### MATERIALS PROVIDED
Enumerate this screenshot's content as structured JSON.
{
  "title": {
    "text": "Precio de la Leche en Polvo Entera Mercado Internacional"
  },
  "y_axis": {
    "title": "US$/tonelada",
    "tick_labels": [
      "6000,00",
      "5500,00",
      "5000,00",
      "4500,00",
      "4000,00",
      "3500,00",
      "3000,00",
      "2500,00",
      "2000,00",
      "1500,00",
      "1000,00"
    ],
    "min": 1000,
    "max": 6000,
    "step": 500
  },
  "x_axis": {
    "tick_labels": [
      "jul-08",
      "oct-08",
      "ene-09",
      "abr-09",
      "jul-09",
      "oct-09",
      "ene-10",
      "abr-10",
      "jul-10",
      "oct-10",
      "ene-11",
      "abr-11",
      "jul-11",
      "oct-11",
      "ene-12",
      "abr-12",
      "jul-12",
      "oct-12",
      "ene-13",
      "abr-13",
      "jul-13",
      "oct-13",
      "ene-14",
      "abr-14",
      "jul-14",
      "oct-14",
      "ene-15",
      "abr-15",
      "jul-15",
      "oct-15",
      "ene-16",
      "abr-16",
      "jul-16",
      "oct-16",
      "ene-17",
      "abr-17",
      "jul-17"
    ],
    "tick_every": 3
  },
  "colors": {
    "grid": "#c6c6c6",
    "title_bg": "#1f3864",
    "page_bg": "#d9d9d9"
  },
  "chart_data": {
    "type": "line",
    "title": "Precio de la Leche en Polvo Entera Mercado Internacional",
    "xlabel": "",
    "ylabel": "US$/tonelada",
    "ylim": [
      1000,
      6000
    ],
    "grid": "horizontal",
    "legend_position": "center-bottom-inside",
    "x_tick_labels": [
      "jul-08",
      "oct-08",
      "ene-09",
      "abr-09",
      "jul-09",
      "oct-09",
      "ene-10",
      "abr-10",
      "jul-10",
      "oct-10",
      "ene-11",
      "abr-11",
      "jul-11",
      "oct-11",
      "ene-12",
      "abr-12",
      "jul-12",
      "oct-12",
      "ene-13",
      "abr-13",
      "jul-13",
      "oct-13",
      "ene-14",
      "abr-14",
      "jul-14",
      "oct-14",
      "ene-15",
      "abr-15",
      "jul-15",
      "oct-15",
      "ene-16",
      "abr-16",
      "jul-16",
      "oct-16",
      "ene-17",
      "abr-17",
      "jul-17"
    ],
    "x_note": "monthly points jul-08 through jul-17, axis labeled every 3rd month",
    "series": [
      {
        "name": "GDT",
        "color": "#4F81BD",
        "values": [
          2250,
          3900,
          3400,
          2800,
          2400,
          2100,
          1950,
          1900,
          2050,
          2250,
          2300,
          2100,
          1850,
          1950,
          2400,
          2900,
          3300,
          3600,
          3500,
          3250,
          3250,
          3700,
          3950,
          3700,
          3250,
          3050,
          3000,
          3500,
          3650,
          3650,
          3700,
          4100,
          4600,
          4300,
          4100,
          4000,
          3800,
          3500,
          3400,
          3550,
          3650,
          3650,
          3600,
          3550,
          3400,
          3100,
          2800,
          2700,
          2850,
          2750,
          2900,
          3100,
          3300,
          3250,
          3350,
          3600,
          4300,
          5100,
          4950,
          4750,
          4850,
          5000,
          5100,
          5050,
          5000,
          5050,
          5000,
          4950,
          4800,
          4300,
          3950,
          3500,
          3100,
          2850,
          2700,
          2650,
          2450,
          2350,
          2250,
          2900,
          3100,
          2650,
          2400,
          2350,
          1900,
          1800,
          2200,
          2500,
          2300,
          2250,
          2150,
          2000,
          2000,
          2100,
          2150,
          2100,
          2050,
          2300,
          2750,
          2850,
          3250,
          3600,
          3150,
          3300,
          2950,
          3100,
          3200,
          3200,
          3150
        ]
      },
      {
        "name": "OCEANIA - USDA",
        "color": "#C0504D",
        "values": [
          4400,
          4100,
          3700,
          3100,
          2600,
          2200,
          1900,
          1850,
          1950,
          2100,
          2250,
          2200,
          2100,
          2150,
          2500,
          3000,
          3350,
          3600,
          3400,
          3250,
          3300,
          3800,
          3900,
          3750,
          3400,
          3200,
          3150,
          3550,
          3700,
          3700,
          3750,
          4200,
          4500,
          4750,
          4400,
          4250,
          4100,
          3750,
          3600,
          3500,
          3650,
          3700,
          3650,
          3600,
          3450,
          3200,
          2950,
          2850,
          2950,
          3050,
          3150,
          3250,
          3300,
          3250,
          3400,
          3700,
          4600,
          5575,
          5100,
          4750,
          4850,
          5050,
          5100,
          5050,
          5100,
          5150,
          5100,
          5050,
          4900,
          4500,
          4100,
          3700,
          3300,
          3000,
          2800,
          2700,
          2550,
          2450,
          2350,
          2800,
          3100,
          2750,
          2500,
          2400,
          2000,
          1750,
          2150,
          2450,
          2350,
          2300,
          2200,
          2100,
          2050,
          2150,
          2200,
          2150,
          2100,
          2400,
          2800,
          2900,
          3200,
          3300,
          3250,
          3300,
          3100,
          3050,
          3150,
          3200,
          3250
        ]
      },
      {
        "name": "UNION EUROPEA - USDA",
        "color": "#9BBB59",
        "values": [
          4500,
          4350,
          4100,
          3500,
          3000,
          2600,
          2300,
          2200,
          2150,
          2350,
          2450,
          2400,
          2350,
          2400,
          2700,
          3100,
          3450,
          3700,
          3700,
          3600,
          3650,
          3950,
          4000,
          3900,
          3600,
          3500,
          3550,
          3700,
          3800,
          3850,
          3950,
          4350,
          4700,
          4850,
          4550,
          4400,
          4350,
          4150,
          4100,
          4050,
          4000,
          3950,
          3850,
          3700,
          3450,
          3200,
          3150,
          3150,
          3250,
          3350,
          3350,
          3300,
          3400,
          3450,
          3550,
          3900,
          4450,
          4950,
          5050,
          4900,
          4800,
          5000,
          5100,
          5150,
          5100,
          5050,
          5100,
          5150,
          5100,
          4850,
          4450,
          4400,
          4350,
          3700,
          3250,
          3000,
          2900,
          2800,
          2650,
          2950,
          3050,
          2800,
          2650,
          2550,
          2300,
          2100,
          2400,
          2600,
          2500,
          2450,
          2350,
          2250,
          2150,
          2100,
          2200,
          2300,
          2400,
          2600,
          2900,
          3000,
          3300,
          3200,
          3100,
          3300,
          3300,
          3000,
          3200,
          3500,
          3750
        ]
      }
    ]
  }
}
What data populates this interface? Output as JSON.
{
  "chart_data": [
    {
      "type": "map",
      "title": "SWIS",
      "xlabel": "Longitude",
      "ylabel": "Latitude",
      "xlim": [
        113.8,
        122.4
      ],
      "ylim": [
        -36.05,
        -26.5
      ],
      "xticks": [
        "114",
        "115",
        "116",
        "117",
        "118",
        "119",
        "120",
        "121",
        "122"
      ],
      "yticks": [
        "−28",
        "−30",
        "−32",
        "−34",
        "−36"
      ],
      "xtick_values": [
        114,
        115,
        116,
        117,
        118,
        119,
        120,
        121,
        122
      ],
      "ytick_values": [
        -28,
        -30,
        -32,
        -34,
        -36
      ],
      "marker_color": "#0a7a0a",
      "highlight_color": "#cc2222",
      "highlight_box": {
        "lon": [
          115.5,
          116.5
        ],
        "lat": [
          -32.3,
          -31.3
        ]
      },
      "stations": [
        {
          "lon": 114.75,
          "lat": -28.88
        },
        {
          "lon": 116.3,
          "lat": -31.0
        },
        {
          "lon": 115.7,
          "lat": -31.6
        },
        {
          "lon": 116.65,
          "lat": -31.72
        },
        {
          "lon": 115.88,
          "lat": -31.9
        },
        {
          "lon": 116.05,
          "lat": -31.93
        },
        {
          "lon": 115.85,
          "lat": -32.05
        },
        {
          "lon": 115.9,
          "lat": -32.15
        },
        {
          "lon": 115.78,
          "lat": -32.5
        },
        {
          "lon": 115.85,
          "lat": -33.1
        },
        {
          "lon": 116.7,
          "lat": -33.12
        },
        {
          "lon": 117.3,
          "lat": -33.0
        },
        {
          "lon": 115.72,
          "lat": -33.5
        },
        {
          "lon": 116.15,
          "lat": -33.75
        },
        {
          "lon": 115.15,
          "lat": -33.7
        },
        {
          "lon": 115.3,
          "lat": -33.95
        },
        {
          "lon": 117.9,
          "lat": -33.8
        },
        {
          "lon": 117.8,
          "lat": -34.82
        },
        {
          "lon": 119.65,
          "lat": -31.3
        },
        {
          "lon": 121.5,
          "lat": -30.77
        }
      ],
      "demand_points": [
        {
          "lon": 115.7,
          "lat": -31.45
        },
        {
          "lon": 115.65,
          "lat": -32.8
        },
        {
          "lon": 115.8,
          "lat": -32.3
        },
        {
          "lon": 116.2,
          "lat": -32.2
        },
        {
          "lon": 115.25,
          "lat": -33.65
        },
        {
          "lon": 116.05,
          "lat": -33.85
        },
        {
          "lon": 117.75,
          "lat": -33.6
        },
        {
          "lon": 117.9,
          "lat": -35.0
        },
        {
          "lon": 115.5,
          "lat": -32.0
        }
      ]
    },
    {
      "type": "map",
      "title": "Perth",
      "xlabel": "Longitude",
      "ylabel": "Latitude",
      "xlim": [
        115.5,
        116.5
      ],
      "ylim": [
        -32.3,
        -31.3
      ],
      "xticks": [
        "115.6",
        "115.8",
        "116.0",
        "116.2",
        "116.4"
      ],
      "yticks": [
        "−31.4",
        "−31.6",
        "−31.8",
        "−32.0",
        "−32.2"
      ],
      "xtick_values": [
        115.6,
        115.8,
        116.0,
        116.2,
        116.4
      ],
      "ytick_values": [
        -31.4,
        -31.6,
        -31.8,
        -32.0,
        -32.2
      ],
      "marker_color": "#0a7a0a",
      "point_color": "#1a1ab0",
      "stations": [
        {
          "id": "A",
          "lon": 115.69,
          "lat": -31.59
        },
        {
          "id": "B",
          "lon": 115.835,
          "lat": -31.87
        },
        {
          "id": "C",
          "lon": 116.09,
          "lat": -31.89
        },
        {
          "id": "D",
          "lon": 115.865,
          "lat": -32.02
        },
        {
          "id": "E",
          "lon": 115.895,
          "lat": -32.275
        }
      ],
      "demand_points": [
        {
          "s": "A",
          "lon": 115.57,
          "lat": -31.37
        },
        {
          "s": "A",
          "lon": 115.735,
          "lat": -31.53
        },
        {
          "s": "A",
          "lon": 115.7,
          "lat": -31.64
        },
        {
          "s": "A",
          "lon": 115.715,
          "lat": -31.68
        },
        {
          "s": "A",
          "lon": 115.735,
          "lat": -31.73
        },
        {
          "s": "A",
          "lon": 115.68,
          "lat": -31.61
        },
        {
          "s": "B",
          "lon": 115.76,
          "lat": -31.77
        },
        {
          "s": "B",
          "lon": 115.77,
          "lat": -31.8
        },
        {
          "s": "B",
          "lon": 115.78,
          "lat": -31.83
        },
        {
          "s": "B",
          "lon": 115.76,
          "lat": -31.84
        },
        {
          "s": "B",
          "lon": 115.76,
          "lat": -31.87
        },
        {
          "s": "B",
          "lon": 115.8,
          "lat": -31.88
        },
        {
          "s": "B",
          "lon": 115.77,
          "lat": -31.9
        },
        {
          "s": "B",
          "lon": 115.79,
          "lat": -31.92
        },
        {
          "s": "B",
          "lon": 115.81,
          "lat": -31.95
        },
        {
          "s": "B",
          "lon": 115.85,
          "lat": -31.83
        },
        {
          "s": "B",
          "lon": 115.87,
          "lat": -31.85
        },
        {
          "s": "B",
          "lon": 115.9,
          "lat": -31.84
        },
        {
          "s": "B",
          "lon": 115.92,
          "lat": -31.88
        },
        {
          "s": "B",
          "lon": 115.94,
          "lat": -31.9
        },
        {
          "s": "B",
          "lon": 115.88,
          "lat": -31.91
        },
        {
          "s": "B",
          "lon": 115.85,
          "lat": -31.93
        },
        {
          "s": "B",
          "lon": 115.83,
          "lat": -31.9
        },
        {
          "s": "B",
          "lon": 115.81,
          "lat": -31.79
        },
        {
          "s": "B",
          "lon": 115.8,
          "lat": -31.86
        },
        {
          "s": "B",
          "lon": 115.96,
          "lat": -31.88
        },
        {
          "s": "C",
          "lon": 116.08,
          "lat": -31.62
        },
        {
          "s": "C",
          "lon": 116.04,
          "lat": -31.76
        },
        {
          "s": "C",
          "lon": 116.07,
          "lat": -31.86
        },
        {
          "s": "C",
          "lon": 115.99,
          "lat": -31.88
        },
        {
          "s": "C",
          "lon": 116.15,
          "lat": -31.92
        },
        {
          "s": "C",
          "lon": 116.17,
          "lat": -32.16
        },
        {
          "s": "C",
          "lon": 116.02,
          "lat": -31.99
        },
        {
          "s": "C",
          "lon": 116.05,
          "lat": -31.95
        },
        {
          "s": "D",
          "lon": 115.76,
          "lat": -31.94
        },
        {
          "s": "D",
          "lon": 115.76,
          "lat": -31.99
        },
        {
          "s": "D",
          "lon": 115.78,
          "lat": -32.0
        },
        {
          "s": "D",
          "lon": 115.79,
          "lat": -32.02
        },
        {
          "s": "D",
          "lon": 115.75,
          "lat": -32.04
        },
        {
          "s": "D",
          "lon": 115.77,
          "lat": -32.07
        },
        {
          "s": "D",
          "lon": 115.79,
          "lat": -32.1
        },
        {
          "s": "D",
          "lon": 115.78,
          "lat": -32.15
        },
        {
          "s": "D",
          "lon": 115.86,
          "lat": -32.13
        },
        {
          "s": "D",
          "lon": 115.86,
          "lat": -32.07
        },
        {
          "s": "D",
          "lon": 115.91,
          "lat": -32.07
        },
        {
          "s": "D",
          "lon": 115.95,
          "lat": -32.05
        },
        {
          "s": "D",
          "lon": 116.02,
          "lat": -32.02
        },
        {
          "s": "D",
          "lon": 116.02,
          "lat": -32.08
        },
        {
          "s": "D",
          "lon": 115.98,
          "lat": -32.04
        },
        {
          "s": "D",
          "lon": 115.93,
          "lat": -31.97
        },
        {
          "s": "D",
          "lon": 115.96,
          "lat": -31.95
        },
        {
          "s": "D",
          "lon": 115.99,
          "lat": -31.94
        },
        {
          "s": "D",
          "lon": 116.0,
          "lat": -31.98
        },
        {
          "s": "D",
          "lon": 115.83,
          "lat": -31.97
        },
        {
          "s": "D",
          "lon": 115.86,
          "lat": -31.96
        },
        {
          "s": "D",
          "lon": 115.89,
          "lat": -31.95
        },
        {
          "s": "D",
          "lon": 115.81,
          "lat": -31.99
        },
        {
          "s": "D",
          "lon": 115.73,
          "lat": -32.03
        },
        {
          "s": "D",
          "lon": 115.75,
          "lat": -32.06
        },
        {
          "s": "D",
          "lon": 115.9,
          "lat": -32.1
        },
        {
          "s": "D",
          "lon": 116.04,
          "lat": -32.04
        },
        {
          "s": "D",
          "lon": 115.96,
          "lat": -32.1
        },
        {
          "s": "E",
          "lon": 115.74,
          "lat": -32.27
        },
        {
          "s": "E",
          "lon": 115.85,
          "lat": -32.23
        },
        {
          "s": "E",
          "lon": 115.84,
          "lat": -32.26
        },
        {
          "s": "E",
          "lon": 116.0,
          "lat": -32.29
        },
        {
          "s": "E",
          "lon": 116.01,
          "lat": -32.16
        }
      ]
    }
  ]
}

### WHAT THE TASK ASKS
Return only those lines of the records that contain the string "this".

### REPLY
Enumerate this screenshot's content as structured JSON.
What data populates this interface? Output as JSON.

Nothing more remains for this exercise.